§ Exercise
Every line of the records below should be restated exactly.

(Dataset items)
○ ○ ○ ○ ○ ○ ○
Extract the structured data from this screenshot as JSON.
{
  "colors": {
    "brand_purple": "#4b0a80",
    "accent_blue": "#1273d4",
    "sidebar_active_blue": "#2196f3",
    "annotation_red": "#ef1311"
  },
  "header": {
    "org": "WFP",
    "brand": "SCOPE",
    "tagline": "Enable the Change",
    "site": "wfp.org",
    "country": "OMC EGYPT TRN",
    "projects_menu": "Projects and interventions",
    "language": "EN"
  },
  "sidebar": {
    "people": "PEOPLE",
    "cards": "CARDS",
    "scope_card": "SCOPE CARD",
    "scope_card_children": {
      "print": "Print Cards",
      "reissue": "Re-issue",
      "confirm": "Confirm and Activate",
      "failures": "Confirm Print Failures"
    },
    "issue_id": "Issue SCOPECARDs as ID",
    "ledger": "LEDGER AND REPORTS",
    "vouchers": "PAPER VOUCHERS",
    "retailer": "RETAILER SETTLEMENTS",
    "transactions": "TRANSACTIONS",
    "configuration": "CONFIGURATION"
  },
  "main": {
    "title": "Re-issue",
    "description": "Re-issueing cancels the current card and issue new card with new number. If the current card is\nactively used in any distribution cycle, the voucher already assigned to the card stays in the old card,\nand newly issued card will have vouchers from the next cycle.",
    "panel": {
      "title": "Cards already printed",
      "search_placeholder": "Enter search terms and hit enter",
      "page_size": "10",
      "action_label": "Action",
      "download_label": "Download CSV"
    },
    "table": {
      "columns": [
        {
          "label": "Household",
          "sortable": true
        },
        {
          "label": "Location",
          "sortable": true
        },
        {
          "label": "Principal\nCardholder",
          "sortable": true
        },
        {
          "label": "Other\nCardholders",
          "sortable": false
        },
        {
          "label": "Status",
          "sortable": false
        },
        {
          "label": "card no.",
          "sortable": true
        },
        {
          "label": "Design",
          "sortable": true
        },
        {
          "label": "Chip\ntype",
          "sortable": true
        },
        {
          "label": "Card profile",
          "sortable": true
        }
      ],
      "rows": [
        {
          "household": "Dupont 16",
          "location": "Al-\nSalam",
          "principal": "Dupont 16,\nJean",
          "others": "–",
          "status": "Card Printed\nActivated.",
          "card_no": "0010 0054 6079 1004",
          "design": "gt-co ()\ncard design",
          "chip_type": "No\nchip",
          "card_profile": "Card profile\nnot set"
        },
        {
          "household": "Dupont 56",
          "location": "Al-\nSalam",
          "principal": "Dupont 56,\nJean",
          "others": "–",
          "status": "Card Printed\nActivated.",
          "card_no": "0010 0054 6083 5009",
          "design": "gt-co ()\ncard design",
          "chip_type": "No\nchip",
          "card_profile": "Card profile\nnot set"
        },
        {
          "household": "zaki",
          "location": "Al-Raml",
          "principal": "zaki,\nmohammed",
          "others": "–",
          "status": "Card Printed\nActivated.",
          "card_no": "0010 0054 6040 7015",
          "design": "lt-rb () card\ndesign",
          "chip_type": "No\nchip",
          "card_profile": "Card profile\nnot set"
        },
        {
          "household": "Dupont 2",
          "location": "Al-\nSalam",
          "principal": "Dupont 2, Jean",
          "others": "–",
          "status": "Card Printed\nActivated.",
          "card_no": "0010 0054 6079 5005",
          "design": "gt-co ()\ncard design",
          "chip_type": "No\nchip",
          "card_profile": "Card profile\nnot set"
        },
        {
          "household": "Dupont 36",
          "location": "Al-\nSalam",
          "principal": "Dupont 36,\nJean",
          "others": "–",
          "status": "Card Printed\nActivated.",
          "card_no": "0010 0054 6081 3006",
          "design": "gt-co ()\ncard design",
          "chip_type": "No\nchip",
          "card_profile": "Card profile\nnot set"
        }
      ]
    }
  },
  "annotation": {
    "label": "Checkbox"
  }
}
○ ○ ○ ○ ○ ○ ○
§ Solution to the exercise
Extract the structured data from this screenshot as JSON.
{
  "colors": {
    "brand_purple": "#4b0a80",
    "accent_blue": "#1273d4",
    "sidebar_active_blue": "#2196f3",
    "annotation_red": "#ef1311"
  },
  "header": {
    "org": "WFP",
    "brand": "SCOPE",
    "tagline": "Enable the Change",
    "site": "wfp.org",
    "country": "OMC EGYPT TRN",
    "projects_menu": "Projects and interventions",
    "language": "EN"
  },
  "sidebar": {
    "people": "PEOPLE",
    "cards": "CARDS",
    "scope_card": "SCOPE CARD",
    "scope_card_children": {
      "print": "Print Cards",
      "reissue": "Re-issue",
      "confirm": "Confirm and Activate",
      "failures": "Confirm Print Failures"
    },
    "issue_id": "Issue SCOPECARDs as ID",
    "ledger": "LEDGER AND REPORTS",
    "vouchers": "PAPER VOUCHERS",
    "retailer": "RETAILER SETTLEMENTS",
    "transactions": "TRANSACTIONS",
    "configuration": "CONFIGURATION"
  },
  "main": {
    "title": "Re-issue",
    "description": "Re-issueing cancels the current card and issue new card with new number. If the current card is\nactively used in any distribution cycle, the voucher already assigned to the card stays in the old card,\nand newly issued card will have vouchers from the next cycle.",
    "panel": {
      "title": "Cards already printed",
      "search_placeholder": "Enter search terms and hit enter",
      "page_size": "10",
      "action_label": "Action",
      "download_label": "Download CSV"
    },
    "table": {
      "columns": [
        {
          "label": "Household",
          "sortable": true
        },
        {
          "label": "Location",
          "sortable": true
        },
        {
          "label": "Principal\nCardholder",
          "sortable": true
        },
        {
          "label": "Other\nCardholders",
          "sortable": false
        },
        {
          "label": "Status",
          "sortable": false
        },
        {
          "label": "card no.",
          "sortable": true
        },
        {
          "label": "Design",
          "sortable": true
        },
        {
          "label": "Chip\ntype",
          "sortable": true
        },
        {
          "label": "Card profile",
          "sortable": true
        }
      ],
      "rows": [
        {
          "household": "Dupont 16",
          "location": "Al-\nSalam",
          "principal": "Dupont 16,\nJean",
          "others": "–",
          "status": "Card Printed\nActivated.",
          "card_no": "0010 0054 6079 1004",
          "design": "gt-co ()\ncard design",
          "chip_type": "No\nchip",
          "card_profile": "Card profile\nnot set"
        },
        {
          "household": "Dupont 56",
          "location": "Al-\nSalam",
          "principal": "Dupont 56,\nJean",
          "others": "–",
          "status": "Card Printed\nActivated.",
          "card_no": "0010 0054 6083 5009",
          "design": "gt-co ()\ncard design",
          "chip_type": "No\nchip",
          "card_profile": "Card profile\nnot set"
        },
        {
          "household": "zaki",
          "location": "Al-Raml",
          "principal": "zaki,\nmohammed",
          "others": "–",
          "status": "Card Printed\nActivated.",
          "card_no": "0010 0054 6040 7015",
          "design": "lt-rb () card\ndesign",
          "chip_type": "No\nchip",
          "card_profile": "Card profile\nnot set"
        },
        {
          "household": "Dupont 2",
          "location": "Al-\nSalam",
          "principal": "Dupont 2, Jean",
          "others": "–",
          "status": "Card Printed\nActivated.",
          "card_no": "0010 0054 6079 5005",
          "design": "gt-co ()\ncard design",
          "chip_type": "No\nchip",
          "card_profile": "Card profile\nnot set"
        },
        {
          "household": "Dupont 36",
          "location": "Al-\nSalam",
          "principal": "Dupont 36,\nJean",
          "others": "–",
          "status": "Card Printed\nActivated.",
          "card_no": "0010 0054 6081 3006",
          "design": "gt-co ()\ncard design",
          "chip_type": "No\nchip",
          "card_profile": "Card profile\nnot set"
        }
      ]
    }
  },
  "annotation": {
    "label": "Checkbox"
  }
}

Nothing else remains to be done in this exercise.